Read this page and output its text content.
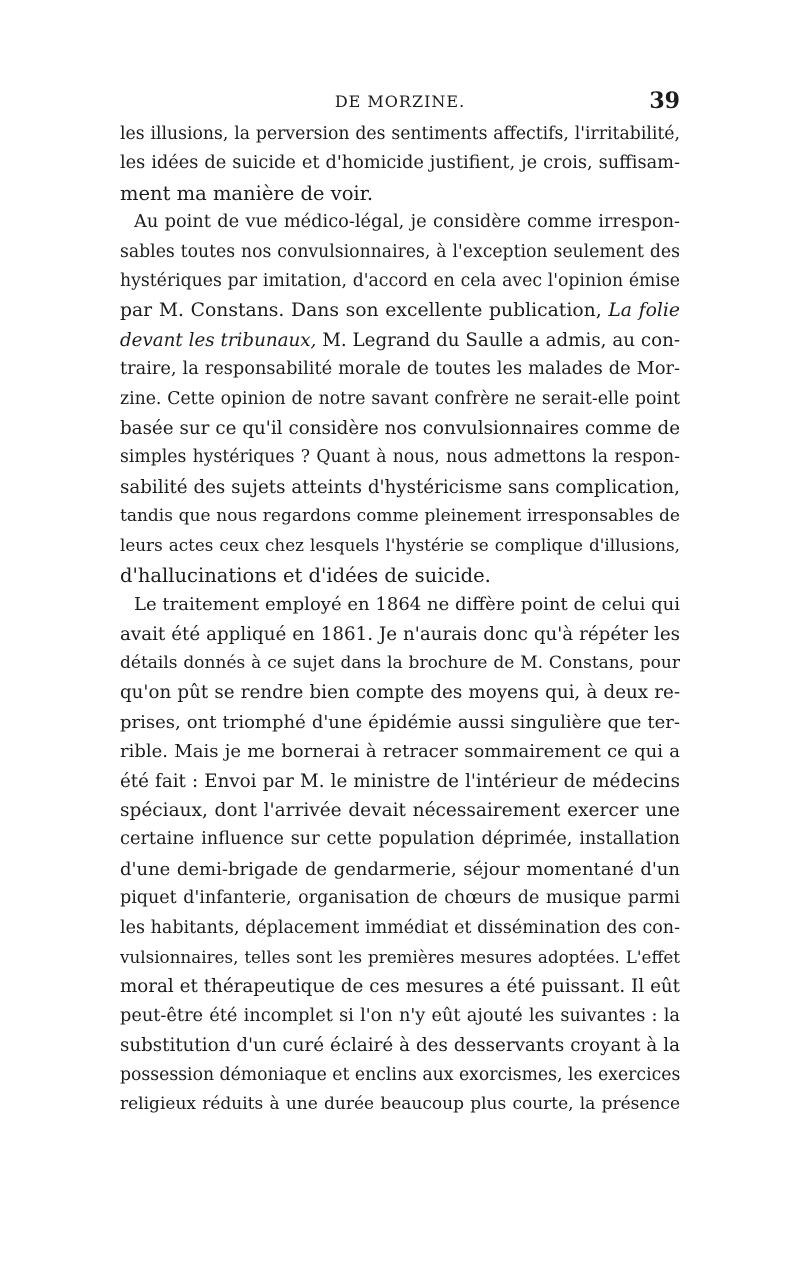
DE MORZINE.	39
les illusions, la perversion des sentiments affectifs, l'irritabilité,
les idées de suicide et d'homicide justifient, je crois, suffisam-
ment ma manière de voir.
Au point de vue médico-légal, je considère comme irrespon-
sables toutes nos convulsionnaires, à l'exception seulement des
hystériques par imitation, d'accord en cela avec l'opinion émise
par M. Constans. Dans son excellente publication, La folie
devant les tribunaux, M. Legrand du Saulle a admis, au con-
traire, la responsabilité morale de toutes les malades de Mor-
zine. Cette opinion de notre savant confrère ne serait-elle point
basée sur ce qu'il considère nos convulsionnaires comme de
simples hystériques ? Quant à nous, nous admettons la respon-
sabilité des sujets atteints d'hystéricisme sans complication,
tandis que nous regardons comme pleinement irresponsables de
leurs actes ceux chez lesquels l'hystérie se complique d'illusions,
d'hallucinations et d'idées de suicide.
Le traitement employé en 1864 ne diffère point de celui qui
avait été appliqué en 1861. Je n'aurais donc qu'à répéter les
détails donnés à ce sujet dans la brochure de M. Constans, pour
qu'on pût se rendre bien compte des moyens qui, à deux re-
prises, ont triomphé d'une épidémie aussi singulière que ter-
rible. Mais je me bornerai à retracer sommairement ce qui a
été fait : Envoi par M. le ministre de l'intérieur de médecins
spéciaux, dont l'arrivée devait nécessairement exercer une
certaine influence sur cette population déprimée, installation
d'une demi-brigade de gendarmerie, séjour momentané d'un
piquet d'infanterie, organisation de chœurs de musique parmi
les habitants, déplacement immédiat et dissémination des con-
vulsionnaires, telles sont les premières mesures adoptées. L'effet
moral et thérapeutique de ces mesures a été puissant. Il eût
peut-être été incomplet si l'on n'y eût ajouté les suivantes : la
substitution d'un curé éclairé à des desservants croyant à la
possession démoniaque et enclins aux exorcismes, les exercices
religieux réduits à une durée beaucoup plus courte, la présence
+++++
[PROBLEM TO SOLVE]: Repeat everything in the records precisely. Images are excluded from the copy.

[TASK SOLUTION]:
Read this page and output its text content.
DE MORZINE.	39
les illusions, la perversion des sentiments affectifs, l'irritabilité,
les idées de suicide et d'homicide justifient, je crois, suffisam-
ment ma manière de voir.
Au point de vue médico-légal, je considère comme irrespon-
sables toutes nos convulsionnaires, à l'exception seulement des
hystériques par imitation, d'accord en cela avec l'opinion émise
par M. Constans. Dans son excellente publication, La folie
devant les tribunaux, M. Legrand du Saulle a admis, au con-
traire, la responsabilité morale de toutes les malades de Mor-
zine. Cette opinion de notre savant confrère ne serait-elle point
basée sur ce qu'il considère nos convulsionnaires comme de
simples hystériques ? Quant à nous, nous admettons la respon-
sabilité des sujets atteints d'hystéricisme sans complication,
tandis que nous regardons comme pleinement irresponsables de
leurs actes ceux chez lesquels l'hystérie se complique d'illusions,
d'hallucinations et d'idées de suicide.
Le traitement employé en 1864 ne diffère point de celui qui
avait été appliqué en 1861. Je n'aurais donc qu'à répéter les
détails donnés à ce sujet dans la brochure de M. Constans, pour
qu'on pût se rendre bien compte des moyens qui, à deux re-
prises, ont triomphé d'une épidémie aussi singulière que ter-
rible. Mais je me bornerai à retracer sommairement ce qui a
été fait : Envoi par M. le ministre de l'intérieur de médecins
spéciaux, dont l'arrivée devait nécessairement exercer une
certaine influence sur cette population déprimée, installation
d'une demi-brigade de gendarmerie, séjour momentané d'un
piquet d'infanterie, organisation de chœurs de musique parmi
les habitants, déplacement immédiat et dissémination des con-
vulsionnaires, telles sont les premières mesures adoptées. L'effet
moral et thérapeutique de ces mesures a été puissant. Il eût
peut-être été incomplet si l'on n'y eût ajouté les suivantes : la
substitution d'un curé éclairé à des desservants croyant à la
possession démoniaque et enclins aux exorcismes, les exercices
religieux réduits à une durée beaucoup plus courte, la présence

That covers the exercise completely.